**Task requirements:** Select the lines of the records containing the word "xlabel" and list them.

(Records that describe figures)
--------------------

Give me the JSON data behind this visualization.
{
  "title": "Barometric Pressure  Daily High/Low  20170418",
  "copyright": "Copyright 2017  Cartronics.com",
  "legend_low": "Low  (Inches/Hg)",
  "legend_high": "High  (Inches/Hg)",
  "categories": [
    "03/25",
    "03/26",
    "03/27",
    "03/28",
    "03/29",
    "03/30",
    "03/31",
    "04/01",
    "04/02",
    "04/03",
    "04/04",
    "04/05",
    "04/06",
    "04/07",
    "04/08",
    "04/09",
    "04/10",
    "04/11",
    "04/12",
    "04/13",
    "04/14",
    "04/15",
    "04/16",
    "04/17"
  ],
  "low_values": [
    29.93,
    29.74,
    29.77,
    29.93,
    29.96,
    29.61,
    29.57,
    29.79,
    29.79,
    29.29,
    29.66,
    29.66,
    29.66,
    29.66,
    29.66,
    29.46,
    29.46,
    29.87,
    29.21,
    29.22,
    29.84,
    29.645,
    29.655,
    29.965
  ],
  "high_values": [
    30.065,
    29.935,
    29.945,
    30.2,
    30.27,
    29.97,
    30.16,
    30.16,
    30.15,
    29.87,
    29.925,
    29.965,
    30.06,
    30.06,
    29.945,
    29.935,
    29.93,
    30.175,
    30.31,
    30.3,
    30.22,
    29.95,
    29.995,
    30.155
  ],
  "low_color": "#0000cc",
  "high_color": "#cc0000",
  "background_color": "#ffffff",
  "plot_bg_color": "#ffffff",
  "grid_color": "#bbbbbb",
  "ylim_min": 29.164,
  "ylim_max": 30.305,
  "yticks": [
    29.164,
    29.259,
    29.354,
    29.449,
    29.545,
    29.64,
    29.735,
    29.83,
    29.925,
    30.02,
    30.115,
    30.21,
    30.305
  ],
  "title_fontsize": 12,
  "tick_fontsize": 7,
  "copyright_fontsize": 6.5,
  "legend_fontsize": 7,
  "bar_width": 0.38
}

--------------------

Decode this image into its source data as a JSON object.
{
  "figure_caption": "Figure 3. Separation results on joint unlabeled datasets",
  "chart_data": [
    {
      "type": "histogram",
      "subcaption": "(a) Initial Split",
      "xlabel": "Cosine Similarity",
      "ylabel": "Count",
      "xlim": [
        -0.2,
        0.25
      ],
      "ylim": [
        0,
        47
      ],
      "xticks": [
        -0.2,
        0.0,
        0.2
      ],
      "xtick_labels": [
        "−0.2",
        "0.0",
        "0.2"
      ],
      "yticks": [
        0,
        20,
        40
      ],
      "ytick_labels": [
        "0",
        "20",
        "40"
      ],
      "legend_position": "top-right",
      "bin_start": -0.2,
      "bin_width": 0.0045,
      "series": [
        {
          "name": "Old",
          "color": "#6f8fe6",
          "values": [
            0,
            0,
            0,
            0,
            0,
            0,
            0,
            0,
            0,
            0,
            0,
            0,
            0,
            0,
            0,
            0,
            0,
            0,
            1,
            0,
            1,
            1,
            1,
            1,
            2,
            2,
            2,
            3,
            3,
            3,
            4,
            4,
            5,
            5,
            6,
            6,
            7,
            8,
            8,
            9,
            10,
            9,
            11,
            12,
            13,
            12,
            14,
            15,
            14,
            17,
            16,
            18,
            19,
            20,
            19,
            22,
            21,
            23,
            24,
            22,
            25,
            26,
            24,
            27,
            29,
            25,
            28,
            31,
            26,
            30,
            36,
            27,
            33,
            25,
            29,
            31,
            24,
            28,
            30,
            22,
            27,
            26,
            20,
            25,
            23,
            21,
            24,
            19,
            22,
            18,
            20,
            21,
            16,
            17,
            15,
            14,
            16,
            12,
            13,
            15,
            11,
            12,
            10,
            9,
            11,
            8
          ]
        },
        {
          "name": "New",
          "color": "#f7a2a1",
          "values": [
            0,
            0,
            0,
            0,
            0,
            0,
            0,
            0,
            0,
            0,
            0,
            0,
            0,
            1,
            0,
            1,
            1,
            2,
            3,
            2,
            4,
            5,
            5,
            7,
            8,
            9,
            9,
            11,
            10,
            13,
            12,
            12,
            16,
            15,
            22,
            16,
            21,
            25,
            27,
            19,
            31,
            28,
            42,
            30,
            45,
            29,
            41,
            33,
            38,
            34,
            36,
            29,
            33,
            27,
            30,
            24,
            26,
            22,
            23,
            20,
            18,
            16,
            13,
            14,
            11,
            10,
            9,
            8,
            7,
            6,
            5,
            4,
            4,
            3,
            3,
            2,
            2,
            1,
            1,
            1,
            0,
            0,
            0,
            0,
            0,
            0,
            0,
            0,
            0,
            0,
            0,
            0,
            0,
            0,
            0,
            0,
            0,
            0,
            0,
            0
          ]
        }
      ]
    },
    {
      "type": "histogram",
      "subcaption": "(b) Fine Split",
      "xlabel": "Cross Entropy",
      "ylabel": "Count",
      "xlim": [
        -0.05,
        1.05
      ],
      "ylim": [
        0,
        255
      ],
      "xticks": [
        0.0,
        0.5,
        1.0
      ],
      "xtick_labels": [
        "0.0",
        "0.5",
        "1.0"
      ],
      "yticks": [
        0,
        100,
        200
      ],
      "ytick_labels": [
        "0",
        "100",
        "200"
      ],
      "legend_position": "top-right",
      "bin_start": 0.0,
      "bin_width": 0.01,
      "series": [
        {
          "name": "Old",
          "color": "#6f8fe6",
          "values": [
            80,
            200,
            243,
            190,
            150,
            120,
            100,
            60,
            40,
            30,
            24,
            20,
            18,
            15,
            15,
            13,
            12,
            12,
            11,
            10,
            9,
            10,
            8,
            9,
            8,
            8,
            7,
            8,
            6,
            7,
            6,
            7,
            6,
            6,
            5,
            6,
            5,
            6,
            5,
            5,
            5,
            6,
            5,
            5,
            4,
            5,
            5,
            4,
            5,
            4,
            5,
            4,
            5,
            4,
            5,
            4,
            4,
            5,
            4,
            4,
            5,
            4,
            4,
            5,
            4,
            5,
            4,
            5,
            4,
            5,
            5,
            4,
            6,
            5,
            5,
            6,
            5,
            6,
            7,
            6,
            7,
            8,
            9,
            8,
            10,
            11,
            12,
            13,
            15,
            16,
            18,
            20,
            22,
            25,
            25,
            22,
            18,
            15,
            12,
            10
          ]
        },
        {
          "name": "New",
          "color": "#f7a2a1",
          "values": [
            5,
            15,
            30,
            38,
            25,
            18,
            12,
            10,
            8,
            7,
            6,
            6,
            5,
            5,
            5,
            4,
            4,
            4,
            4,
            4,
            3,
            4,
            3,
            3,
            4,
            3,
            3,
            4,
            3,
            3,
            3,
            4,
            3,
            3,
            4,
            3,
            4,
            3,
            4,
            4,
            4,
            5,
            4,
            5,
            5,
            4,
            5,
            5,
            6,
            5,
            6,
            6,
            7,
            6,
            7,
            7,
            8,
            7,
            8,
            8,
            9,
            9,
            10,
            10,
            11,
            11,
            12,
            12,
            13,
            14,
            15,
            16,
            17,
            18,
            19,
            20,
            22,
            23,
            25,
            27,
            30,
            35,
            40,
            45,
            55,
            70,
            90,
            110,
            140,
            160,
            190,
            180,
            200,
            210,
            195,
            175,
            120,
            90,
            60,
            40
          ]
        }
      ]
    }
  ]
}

--------------------

**Task result:**
      "xlabel": "Cosine Similarity",
      "xlabel": "Cross Entropy",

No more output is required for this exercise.